■ Dataset:
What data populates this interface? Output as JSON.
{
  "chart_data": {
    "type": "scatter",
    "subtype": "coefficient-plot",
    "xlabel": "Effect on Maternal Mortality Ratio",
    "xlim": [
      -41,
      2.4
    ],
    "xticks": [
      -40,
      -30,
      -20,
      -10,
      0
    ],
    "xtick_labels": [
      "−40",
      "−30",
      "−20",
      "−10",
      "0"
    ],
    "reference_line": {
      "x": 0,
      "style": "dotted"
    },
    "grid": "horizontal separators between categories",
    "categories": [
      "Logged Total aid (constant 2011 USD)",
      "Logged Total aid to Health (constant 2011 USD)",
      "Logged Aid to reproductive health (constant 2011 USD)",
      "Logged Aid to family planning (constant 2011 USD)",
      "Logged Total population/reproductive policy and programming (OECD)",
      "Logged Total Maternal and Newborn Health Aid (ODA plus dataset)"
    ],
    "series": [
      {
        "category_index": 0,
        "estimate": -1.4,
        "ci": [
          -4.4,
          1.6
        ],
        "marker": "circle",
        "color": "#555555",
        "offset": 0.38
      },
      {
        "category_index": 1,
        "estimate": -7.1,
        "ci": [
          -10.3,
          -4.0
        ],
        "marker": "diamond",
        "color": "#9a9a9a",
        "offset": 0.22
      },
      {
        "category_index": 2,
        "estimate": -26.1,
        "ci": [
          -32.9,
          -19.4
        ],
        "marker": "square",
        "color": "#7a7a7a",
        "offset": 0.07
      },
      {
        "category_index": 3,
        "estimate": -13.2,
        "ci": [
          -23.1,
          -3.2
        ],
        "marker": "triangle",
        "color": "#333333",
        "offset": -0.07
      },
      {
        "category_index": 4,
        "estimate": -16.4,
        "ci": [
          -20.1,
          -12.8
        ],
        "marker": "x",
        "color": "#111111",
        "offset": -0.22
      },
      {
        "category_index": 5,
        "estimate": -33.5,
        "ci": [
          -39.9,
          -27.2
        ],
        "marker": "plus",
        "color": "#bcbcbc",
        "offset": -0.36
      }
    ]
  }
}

■ Work to be completed:
Copy each line containing the word "categories" from the data.

■ The answer:
    "grid": "horizontal separators between categories",
    "categories": [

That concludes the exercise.